═══ Given entries ═══

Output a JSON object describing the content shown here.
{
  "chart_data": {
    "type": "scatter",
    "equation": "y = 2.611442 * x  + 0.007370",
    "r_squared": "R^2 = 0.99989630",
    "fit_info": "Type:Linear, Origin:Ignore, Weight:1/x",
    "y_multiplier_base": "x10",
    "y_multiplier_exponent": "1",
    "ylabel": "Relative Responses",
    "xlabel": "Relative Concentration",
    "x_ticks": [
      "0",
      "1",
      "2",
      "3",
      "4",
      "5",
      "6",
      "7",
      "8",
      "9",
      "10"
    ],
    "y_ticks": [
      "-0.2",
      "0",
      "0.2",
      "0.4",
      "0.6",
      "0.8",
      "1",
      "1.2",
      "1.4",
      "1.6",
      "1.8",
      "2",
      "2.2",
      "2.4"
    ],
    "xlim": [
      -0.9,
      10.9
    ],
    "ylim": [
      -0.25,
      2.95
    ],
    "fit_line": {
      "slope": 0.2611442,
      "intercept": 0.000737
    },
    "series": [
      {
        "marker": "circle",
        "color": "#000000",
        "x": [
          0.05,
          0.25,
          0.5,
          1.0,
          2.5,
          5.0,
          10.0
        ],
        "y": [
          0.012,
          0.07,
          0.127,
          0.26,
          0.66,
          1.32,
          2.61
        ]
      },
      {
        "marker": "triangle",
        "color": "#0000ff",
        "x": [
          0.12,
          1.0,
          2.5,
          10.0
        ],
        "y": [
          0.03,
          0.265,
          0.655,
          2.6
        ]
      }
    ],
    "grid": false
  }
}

═══
═══ Given entries ═══

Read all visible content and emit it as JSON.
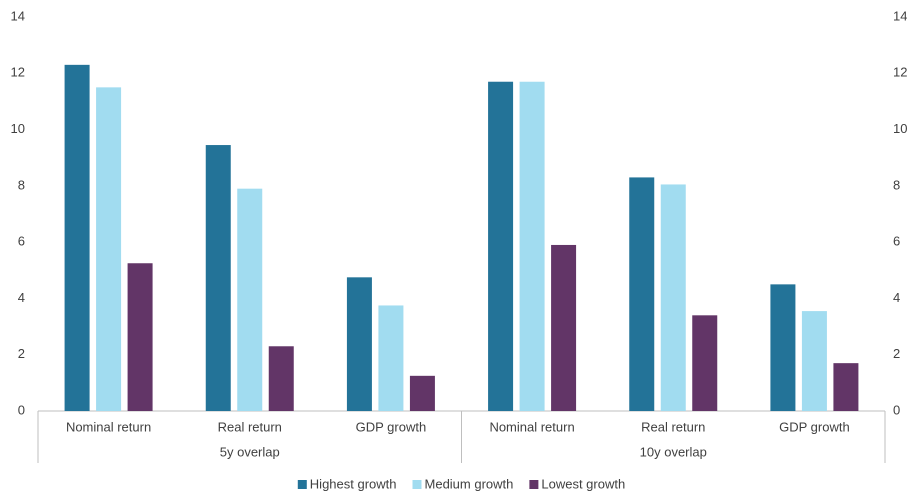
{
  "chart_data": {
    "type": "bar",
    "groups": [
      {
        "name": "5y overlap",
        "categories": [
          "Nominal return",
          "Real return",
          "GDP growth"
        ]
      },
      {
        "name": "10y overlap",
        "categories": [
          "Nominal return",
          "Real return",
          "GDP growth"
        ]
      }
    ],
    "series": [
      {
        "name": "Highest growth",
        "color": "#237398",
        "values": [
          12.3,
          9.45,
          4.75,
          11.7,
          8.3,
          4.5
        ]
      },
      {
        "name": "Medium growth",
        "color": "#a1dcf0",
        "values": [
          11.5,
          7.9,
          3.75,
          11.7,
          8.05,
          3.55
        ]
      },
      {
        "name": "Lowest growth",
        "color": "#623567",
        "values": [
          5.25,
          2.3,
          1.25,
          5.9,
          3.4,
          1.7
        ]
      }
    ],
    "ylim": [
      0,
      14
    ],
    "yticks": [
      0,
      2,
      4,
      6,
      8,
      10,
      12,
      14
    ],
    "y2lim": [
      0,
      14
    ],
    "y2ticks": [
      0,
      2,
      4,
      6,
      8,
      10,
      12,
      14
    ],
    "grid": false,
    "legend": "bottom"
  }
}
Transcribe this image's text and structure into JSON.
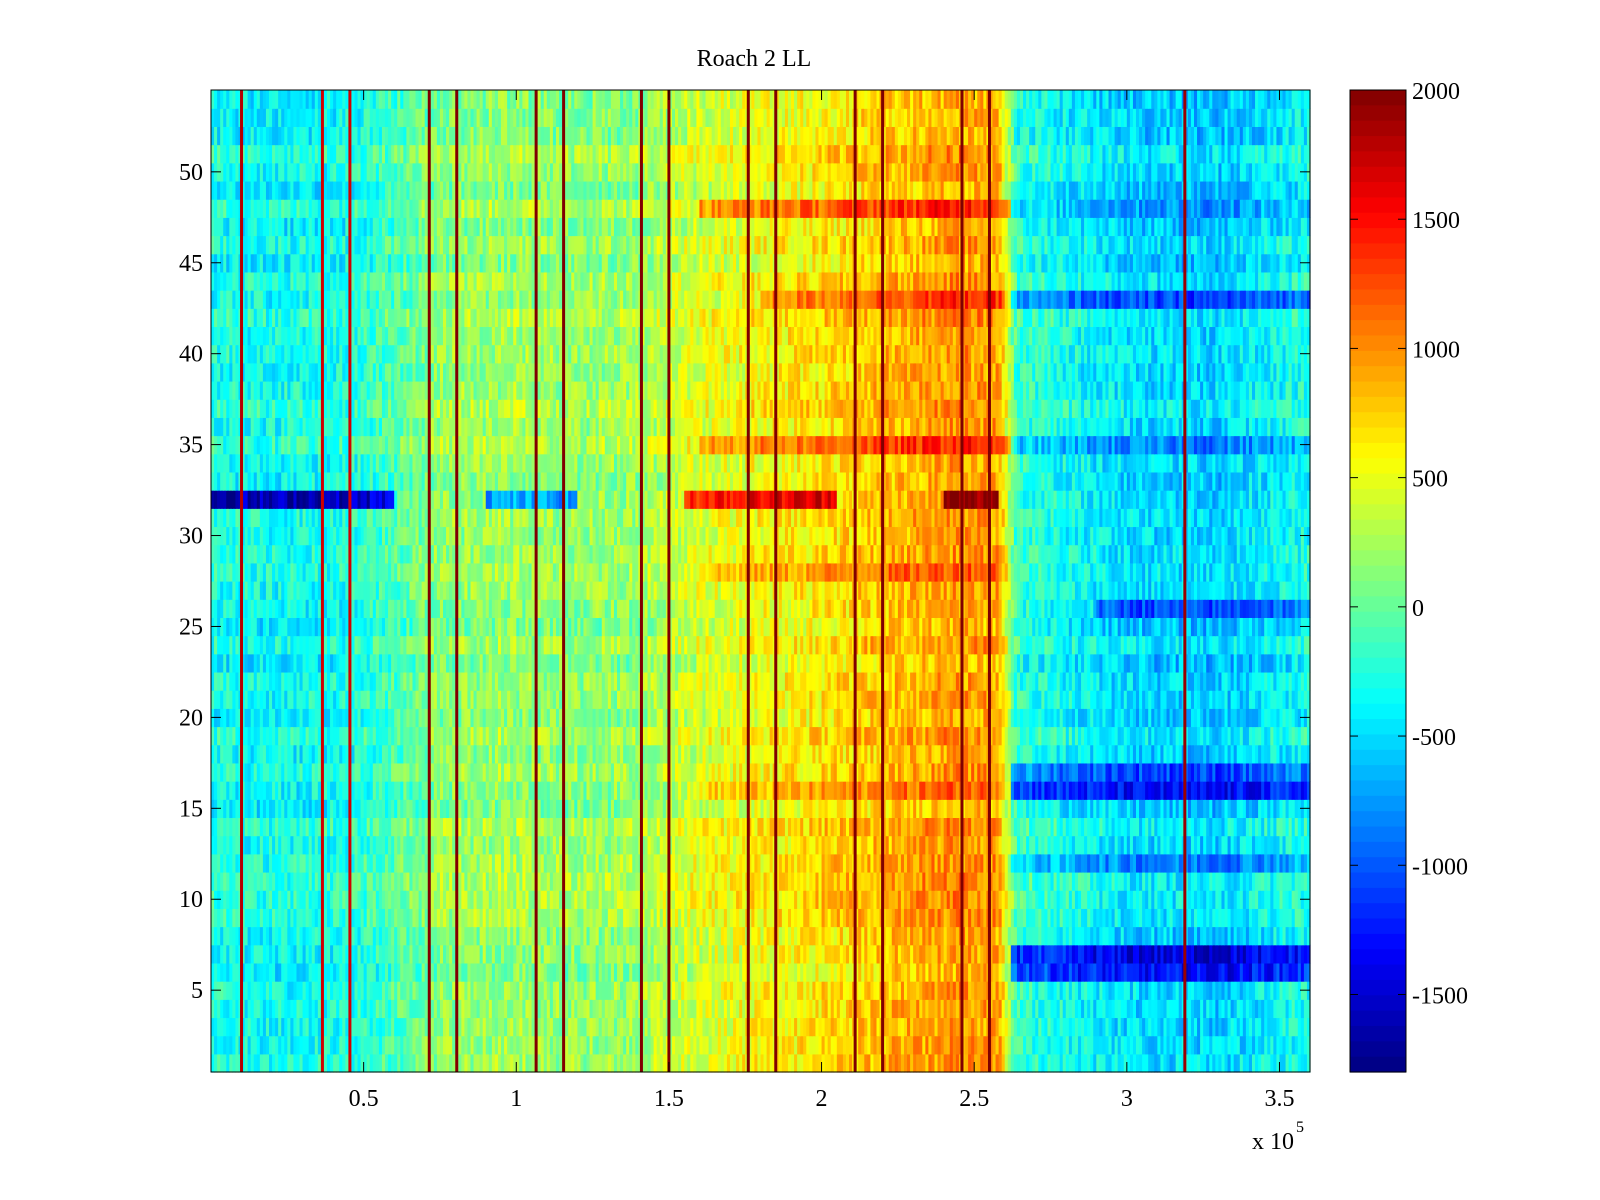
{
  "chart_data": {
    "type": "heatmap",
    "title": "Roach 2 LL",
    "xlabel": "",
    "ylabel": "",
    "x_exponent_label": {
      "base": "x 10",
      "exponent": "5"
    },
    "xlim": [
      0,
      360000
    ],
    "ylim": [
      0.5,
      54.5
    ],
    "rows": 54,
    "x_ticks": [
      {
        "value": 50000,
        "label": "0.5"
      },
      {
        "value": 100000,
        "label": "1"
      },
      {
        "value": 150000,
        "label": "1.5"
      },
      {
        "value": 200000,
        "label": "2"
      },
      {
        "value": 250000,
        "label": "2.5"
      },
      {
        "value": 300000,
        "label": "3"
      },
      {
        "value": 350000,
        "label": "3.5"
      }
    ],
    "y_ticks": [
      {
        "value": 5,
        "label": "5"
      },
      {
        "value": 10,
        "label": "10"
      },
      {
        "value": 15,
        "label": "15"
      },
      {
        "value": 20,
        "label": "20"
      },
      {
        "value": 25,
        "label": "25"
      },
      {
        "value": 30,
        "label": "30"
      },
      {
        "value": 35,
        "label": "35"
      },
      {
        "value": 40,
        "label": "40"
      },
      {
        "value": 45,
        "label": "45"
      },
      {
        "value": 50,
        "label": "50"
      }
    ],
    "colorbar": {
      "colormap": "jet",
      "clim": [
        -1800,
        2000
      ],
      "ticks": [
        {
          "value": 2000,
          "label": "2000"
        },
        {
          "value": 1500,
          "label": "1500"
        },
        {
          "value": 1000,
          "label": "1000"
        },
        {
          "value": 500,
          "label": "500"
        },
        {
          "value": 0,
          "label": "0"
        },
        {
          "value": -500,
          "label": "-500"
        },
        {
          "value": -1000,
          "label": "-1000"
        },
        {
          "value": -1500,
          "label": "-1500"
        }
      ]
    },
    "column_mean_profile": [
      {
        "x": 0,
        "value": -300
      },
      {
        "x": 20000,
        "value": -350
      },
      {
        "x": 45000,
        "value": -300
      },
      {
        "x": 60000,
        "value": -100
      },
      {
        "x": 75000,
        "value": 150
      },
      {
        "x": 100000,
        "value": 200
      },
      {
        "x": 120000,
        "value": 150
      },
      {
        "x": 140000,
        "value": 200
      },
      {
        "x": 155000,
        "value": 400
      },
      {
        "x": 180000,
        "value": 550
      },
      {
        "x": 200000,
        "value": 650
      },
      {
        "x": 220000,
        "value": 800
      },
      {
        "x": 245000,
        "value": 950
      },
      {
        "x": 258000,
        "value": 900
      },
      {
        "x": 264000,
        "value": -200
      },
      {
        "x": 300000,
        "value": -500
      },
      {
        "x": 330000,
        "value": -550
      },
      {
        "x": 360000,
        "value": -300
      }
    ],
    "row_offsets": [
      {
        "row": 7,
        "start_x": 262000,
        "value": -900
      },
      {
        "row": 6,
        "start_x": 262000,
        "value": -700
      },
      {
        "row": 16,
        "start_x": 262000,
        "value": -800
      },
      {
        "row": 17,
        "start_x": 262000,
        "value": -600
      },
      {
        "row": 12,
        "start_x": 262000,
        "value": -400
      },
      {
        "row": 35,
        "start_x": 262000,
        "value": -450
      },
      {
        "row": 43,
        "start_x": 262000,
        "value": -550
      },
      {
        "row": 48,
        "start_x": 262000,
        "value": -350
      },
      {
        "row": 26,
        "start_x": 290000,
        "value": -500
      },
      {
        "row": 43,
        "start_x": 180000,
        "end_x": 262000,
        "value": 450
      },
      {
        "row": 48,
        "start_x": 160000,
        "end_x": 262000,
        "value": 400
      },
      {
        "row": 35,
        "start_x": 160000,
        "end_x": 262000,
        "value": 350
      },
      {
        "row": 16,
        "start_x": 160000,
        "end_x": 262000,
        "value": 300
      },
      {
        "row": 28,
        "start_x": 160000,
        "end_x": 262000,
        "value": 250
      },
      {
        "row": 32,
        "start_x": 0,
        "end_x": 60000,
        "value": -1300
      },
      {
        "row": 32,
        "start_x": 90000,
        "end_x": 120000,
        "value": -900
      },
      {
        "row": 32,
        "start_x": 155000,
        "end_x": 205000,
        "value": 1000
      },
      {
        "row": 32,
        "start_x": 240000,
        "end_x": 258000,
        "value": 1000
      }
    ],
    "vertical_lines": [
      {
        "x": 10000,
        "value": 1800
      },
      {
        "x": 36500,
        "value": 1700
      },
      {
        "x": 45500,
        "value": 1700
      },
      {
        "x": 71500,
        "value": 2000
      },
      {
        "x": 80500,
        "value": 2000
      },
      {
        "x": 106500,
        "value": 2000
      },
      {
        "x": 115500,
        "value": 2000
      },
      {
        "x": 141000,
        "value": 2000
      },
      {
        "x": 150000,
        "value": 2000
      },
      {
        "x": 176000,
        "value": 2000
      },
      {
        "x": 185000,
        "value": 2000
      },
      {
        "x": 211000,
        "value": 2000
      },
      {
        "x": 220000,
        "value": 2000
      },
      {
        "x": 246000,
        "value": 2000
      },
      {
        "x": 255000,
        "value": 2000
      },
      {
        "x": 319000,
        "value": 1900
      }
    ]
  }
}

═══

** What is needed **
Collect each line above holding the string "growth".

** Response below **
          "GDP growth"
          "GDP growth"
        "name": "Highest growth",
        "name": "Medium growth",
        "name": "Lowest growth",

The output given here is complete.